[GOAL OF THE EXERCISE]
Write out all of the entries that follow, word for word, but skip the pictures.

[EXTRACTED DATA]
>> start

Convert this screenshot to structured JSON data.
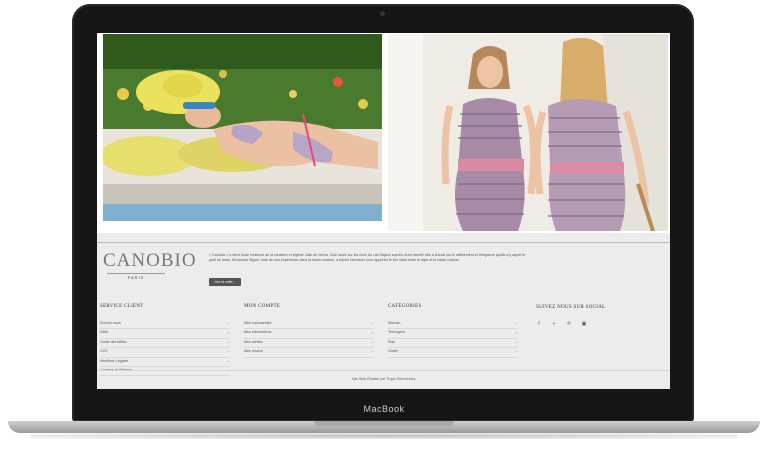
{
  "device": {
    "label": "MacBook"
  },
  "footer": {
    "logo": {
      "name": "CANOBIO",
      "subtitle": "PARIS"
    },
    "about_text": "« Canobio » a servi toute l'enfance de la créatrice et styliste Julie de Nerva. Club lancé sur les rives du Lac Majeur auprès d'une famille très à cheval sur le raffinement et l'élégance quelle a y apprit le goût du beau. Alexandra Sigoni, forte de son expérience dans la haute couture, a rejoint l'aventure pour apporter le lien idéal entre le style et la haute couture.",
    "about_button": "Lire la suite...",
    "columns": [
      {
        "title": "SERVICE CLIENT",
        "items": [
          "Écrivez-nous",
          "Délis",
          "Guide des tailles",
          "CGV",
          "Mentions Légales",
          "Livraison et Retours"
        ]
      },
      {
        "title": "MON COMPTE",
        "items": [
          "Mes commandes",
          "Mes informations",
          "Mes alertes",
          "Mes retours"
        ]
      },
      {
        "title": "CATÉGORIES",
        "items": [
          "Woman",
          "Teenagers",
          "Kids",
          "Outlet"
        ]
      }
    ],
    "social": {
      "title": "SUIVEZ NOUS SUR SOCIAL",
      "icons": [
        "facebook-icon",
        "rss-icon",
        "pinterest-icon",
        "instagram-icon"
      ]
    },
    "credit": "Site Web Réalisé par Tropic Elementary"
  }
}
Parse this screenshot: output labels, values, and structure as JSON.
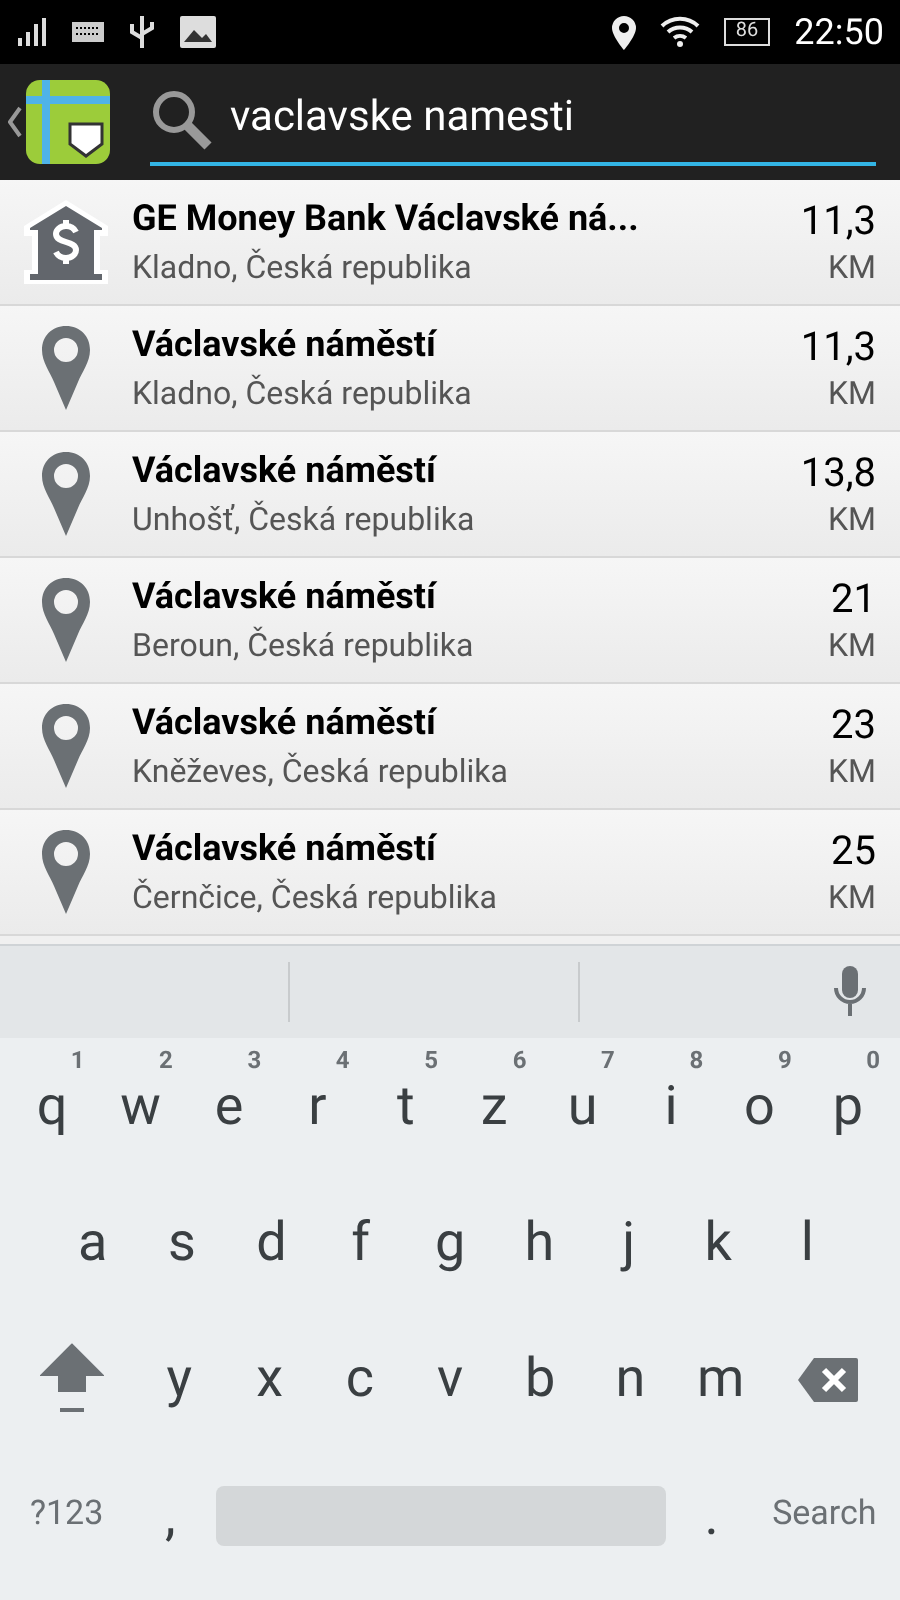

>> end

[RESULT OF THIS TASK]
Convert this screenshot to structured JSON data.
{
  "device": {
    "label": "MacBook"
  },
  "footer": {
    "logo": {
      "name": "CANOBIO",
      "subtitle": "PARIS"
    },
    "about_text": "« Canobio » a servi toute l'enfance de la créatrice et styliste Julie de Nerva. Club lancé sur les rives du Lac Majeur auprès d'une famille très à cheval sur le raffinement et l'élégance quelle a y apprit le goût du beau. Alexandra Sigoni, forte de son expérience dans la haute couture, a rejoint l'aventure pour apporter le lien idéal entre le style et la haute couture.",
    "about_button": "Lire la suite...",
    "columns": [
      {
        "title": "SERVICE CLIENT",
        "items": [
          "Écrivez-nous",
          "Délis",
          "Guide des tailles",
          "CGV",
          "Mentions Légales",
          "Livraison et Retours"
        ]
      },
      {
        "title": "MON COMPTE",
        "items": [
          "Mes commandes",
          "Mes informations",
          "Mes alertes",
          "Mes retours"
        ]
      },
      {
        "title": "CATÉGORIES",
        "items": [
          "Woman",
          "Teenagers",
          "Kids",
          "Outlet"
        ]
      }
    ],
    "social": {
      "title": "SUIVEZ NOUS SUR SOCIAL",
      "icons": [
        "facebook-icon",
        "rss-icon",
        "pinterest-icon",
        "instagram-icon"
      ]
    },
    "credit": "Site Web Réalisé par Tropic Elementary"
  }
}
Parse this screenshot: output labels, values, and structure as JSON.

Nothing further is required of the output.